Exercise task - Copy every entry exactly.

Entries provided -
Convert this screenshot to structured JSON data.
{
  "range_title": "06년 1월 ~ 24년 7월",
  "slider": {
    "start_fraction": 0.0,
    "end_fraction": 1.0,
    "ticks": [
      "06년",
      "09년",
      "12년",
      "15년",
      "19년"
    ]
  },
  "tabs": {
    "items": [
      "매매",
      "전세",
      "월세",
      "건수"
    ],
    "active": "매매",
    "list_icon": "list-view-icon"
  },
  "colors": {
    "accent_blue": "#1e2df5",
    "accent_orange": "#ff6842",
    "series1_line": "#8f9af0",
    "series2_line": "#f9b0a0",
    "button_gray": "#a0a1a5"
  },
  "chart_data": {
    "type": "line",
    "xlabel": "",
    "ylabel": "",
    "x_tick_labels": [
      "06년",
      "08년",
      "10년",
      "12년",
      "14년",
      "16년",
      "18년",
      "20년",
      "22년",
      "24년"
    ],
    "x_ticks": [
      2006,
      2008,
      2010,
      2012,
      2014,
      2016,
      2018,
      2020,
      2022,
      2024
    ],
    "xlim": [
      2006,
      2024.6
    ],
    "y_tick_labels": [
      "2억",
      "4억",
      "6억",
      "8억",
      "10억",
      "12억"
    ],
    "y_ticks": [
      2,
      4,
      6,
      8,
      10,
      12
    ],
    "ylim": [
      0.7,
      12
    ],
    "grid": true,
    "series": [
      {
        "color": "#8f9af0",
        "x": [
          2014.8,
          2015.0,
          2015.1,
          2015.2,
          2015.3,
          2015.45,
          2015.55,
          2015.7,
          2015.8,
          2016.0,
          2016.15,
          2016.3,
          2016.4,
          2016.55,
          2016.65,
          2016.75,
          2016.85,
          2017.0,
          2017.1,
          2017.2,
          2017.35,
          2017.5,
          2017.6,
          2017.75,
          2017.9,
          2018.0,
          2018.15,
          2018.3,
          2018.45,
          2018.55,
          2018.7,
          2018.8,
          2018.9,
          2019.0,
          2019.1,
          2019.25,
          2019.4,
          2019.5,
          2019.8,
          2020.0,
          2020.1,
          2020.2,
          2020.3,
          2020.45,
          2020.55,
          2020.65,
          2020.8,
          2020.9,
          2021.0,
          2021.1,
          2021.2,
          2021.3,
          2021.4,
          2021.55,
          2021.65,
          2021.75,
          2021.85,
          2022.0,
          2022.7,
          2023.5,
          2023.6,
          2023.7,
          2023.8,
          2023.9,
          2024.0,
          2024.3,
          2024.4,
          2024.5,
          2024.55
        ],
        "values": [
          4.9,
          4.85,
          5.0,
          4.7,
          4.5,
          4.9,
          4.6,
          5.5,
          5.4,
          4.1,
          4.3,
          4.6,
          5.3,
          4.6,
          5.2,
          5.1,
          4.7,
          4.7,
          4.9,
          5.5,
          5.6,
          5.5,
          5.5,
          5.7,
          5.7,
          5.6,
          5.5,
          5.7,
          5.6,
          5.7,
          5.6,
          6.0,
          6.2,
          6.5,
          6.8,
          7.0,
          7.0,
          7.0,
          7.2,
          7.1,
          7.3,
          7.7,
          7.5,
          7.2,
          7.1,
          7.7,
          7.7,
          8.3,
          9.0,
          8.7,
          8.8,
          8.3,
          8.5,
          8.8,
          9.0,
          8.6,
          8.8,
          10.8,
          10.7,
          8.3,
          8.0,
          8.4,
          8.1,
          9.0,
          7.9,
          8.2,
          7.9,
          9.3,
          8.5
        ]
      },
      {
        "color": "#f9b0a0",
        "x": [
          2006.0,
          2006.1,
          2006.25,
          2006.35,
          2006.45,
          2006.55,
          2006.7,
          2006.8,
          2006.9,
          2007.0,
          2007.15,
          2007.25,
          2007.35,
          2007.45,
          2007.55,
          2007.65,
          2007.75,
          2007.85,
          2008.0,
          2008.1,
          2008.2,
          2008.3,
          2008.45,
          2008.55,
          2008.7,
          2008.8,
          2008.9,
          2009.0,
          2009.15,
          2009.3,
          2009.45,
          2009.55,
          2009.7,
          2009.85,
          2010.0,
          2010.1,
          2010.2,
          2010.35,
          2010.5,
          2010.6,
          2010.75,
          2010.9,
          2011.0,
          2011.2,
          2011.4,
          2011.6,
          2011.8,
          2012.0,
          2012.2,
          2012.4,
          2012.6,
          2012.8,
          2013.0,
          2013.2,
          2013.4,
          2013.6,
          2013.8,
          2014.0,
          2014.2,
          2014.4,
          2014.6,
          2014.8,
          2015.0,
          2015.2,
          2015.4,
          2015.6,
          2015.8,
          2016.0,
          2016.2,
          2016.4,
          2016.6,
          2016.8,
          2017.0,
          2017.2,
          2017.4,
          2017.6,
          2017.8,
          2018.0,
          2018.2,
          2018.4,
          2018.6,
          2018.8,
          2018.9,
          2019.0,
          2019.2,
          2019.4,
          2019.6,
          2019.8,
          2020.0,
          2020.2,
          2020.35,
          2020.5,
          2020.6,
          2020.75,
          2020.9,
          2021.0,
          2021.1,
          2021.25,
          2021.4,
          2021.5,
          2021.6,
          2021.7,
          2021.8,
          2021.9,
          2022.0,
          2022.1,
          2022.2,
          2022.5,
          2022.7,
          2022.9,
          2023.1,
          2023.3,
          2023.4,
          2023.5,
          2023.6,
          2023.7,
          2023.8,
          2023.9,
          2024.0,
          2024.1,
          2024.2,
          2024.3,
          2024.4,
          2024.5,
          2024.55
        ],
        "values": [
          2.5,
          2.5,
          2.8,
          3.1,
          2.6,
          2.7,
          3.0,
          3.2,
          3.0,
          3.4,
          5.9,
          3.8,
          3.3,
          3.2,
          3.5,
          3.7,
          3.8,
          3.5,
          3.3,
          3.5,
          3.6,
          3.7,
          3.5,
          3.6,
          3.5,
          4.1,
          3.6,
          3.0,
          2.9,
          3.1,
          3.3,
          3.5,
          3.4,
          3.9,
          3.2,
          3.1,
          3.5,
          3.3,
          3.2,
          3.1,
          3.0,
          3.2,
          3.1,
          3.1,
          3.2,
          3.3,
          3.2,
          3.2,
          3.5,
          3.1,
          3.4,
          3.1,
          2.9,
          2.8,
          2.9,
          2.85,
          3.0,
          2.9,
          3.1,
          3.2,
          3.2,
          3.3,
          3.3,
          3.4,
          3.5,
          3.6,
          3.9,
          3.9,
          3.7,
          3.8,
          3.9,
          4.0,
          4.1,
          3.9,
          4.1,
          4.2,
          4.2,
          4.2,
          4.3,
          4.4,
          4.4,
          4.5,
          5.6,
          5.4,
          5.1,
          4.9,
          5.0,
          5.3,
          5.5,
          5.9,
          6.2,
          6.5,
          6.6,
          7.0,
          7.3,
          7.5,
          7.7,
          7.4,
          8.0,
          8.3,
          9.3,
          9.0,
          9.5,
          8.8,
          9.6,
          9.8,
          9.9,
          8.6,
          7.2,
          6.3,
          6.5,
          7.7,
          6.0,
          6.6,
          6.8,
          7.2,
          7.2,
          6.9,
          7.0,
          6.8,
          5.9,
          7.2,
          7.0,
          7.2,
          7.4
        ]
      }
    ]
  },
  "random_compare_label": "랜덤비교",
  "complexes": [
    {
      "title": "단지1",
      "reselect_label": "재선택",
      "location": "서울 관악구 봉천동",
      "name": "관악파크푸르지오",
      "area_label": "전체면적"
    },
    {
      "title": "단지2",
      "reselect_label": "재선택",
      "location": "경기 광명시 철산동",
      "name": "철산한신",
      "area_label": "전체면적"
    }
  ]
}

Result of the task -
Convert this screenshot to structured JSON data.
{
  "range_title": "06년 1월 ~ 24년 7월",
  "slider": {
    "start_fraction": 0.0,
    "end_fraction": 1.0,
    "ticks": [
      "06년",
      "09년",
      "12년",
      "15년",
      "19년"
    ]
  },
  "tabs": {
    "items": [
      "매매",
      "전세",
      "월세",
      "건수"
    ],
    "active": "매매",
    "list_icon": "list-view-icon"
  },
  "colors": {
    "accent_blue": "#1e2df5",
    "accent_orange": "#ff6842",
    "series1_line": "#8f9af0",
    "series2_line": "#f9b0a0",
    "button_gray": "#a0a1a5"
  },
  "chart_data": {
    "type": "line",
    "xlabel": "",
    "ylabel": "",
    "x_tick_labels": [
      "06년",
      "08년",
      "10년",
      "12년",
      "14년",
      "16년",
      "18년",
      "20년",
      "22년",
      "24년"
    ],
    "x_ticks": [
      2006,
      2008,
      2010,
      2012,
      2014,
      2016,
      2018,
      2020,
      2022,
      2024
    ],
    "xlim": [
      2006,
      2024.6
    ],
    "y_tick_labels": [
      "2억",
      "4억",
      "6억",
      "8억",
      "10억",
      "12억"
    ],
    "y_ticks": [
      2,
      4,
      6,
      8,
      10,
      12
    ],
    "ylim": [
      0.7,
      12
    ],
    "grid": true,
    "series": [
      {
        "color": "#8f9af0",
        "x": [
          2014.8,
          2015.0,
          2015.1,
          2015.2,
          2015.3,
          2015.45,
          2015.55,
          2015.7,
          2015.8,
          2016.0,
          2016.15,
          2016.3,
          2016.4,
          2016.55,
          2016.65,
          2016.75,
          2016.85,
          2017.0,
          2017.1,
          2017.2,
          2017.35,
          2017.5,
          2017.6,
          2017.75,
          2017.9,
          2018.0,
          2018.15,
          2018.3,
          2018.45,
          2018.55,
          2018.7,
          2018.8,
          2018.9,
          2019.0,
          2019.1,
          2019.25,
          2019.4,
          2019.5,
          2019.8,
          2020.0,
          2020.1,
          2020.2,
          2020.3,
          2020.45,
          2020.55,
          2020.65,
          2020.8,
          2020.9,
          2021.0,
          2021.1,
          2021.2,
          2021.3,
          2021.4,
          2021.55,
          2021.65,
          2021.75,
          2021.85,
          2022.0,
          2022.7,
          2023.5,
          2023.6,
          2023.7,
          2023.8,
          2023.9,
          2024.0,
          2024.3,
          2024.4,
          2024.5,
          2024.55
        ],
        "values": [
          4.9,
          4.85,
          5.0,
          4.7,
          4.5,
          4.9,
          4.6,
          5.5,
          5.4,
          4.1,
          4.3,
          4.6,
          5.3,
          4.6,
          5.2,
          5.1,
          4.7,
          4.7,
          4.9,
          5.5,
          5.6,
          5.5,
          5.5,
          5.7,
          5.7,
          5.6,
          5.5,
          5.7,
          5.6,
          5.7,
          5.6,
          6.0,
          6.2,
          6.5,
          6.8,
          7.0,
          7.0,
          7.0,
          7.2,
          7.1,
          7.3,
          7.7,
          7.5,
          7.2,
          7.1,
          7.7,
          7.7,
          8.3,
          9.0,
          8.7,
          8.8,
          8.3,
          8.5,
          8.8,
          9.0,
          8.6,
          8.8,
          10.8,
          10.7,
          8.3,
          8.0,
          8.4,
          8.1,
          9.0,
          7.9,
          8.2,
          7.9,
          9.3,
          8.5
        ]
      },
      {
        "color": "#f9b0a0",
        "x": [
          2006.0,
          2006.1,
          2006.25,
          2006.35,
          2006.45,
          2006.55,
          2006.7,
          2006.8,
          2006.9,
          2007.0,
          2007.15,
          2007.25,
          2007.35,
          2007.45,
          2007.55,
          2007.65,
          2007.75,
          2007.85,
          2008.0,
          2008.1,
          2008.2,
          2008.3,
          2008.45,
          2008.55,
          2008.7,
          2008.8,
          2008.9,
          2009.0,
          2009.15,
          2009.3,
          2009.45,
          2009.55,
          2009.7,
          2009.85,
          2010.0,
          2010.1,
          2010.2,
          2010.35,
          2010.5,
          2010.6,
          2010.75,
          2010.9,
          2011.0,
          2011.2,
          2011.4,
          2011.6,
          2011.8,
          2012.0,
          2012.2,
          2012.4,
          2012.6,
          2012.8,
          2013.0,
          2013.2,
          2013.4,
          2013.6,
          2013.8,
          2014.0,
          2014.2,
          2014.4,
          2014.6,
          2014.8,
          2015.0,
          2015.2,
          2015.4,
          2015.6,
          2015.8,
          2016.0,
          2016.2,
          2016.4,
          2016.6,
          2016.8,
          2017.0,
          2017.2,
          2017.4,
          2017.6,
          2017.8,
          2018.0,
          2018.2,
          2018.4,
          2018.6,
          2018.8,
          2018.9,
          2019.0,
          2019.2,
          2019.4,
          2019.6,
          2019.8,
          2020.0,
          2020.2,
          2020.35,
          2020.5,
          2020.6,
          2020.75,
          2020.9,
          2021.0,
          2021.1,
          2021.25,
          2021.4,
          2021.5,
          2021.6,
          2021.7,
          2021.8,
          2021.9,
          2022.0,
          2022.1,
          2022.2,
          2022.5,
          2022.7,
          2022.9,
          2023.1,
          2023.3,
          2023.4,
          2023.5,
          2023.6,
          2023.7,
          2023.8,
          2023.9,
          2024.0,
          2024.1,
          2024.2,
          2024.3,
          2024.4,
          2024.5,
          2024.55
        ],
        "values": [
          2.5,
          2.5,
          2.8,
          3.1,
          2.6,
          2.7,
          3.0,
          3.2,
          3.0,
          3.4,
          5.9,
          3.8,
          3.3,
          3.2,
          3.5,
          3.7,
          3.8,
          3.5,
          3.3,
          3.5,
          3.6,
          3.7,
          3.5,
          3.6,
          3.5,
          4.1,
          3.6,
          3.0,
          2.9,
          3.1,
          3.3,
          3.5,
          3.4,
          3.9,
          3.2,
          3.1,
          3.5,
          3.3,
          3.2,
          3.1,
          3.0,
          3.2,
          3.1,
          3.1,
          3.2,
          3.3,
          3.2,
          3.2,
          3.5,
          3.1,
          3.4,
          3.1,
          2.9,
          2.8,
          2.9,
          2.85,
          3.0,
          2.9,
          3.1,
          3.2,
          3.2,
          3.3,
          3.3,
          3.4,
          3.5,
          3.6,
          3.9,
          3.9,
          3.7,
          3.8,
          3.9,
          4.0,
          4.1,
          3.9,
          4.1,
          4.2,
          4.2,
          4.2,
          4.3,
          4.4,
          4.4,
          4.5,
          5.6,
          5.4,
          5.1,
          4.9,
          5.0,
          5.3,
          5.5,
          5.9,
          6.2,
          6.5,
          6.6,
          7.0,
          7.3,
          7.5,
          7.7,
          7.4,
          8.0,
          8.3,
          9.3,
          9.0,
          9.5,
          8.8,
          9.6,
          9.8,
          9.9,
          8.6,
          7.2,
          6.3,
          6.5,
          7.7,
          6.0,
          6.6,
          6.8,
          7.2,
          7.2,
          6.9,
          7.0,
          6.8,
          5.9,
          7.2,
          7.0,
          7.2,
          7.4
        ]
      }
    ]
  },
  "random_compare_label": "랜덤비교",
  "complexes": [
    {
      "title": "단지1",
      "reselect_label": "재선택",
      "location": "서울 관악구 봉천동",
      "name": "관악파크푸르지오",
      "area_label": "전체면적"
    },
    {
      "title": "단지2",
      "reselect_label": "재선택",
      "location": "경기 광명시 철산동",
      "name": "철산한신",
      "area_label": "전체면적"
    }
  ]
}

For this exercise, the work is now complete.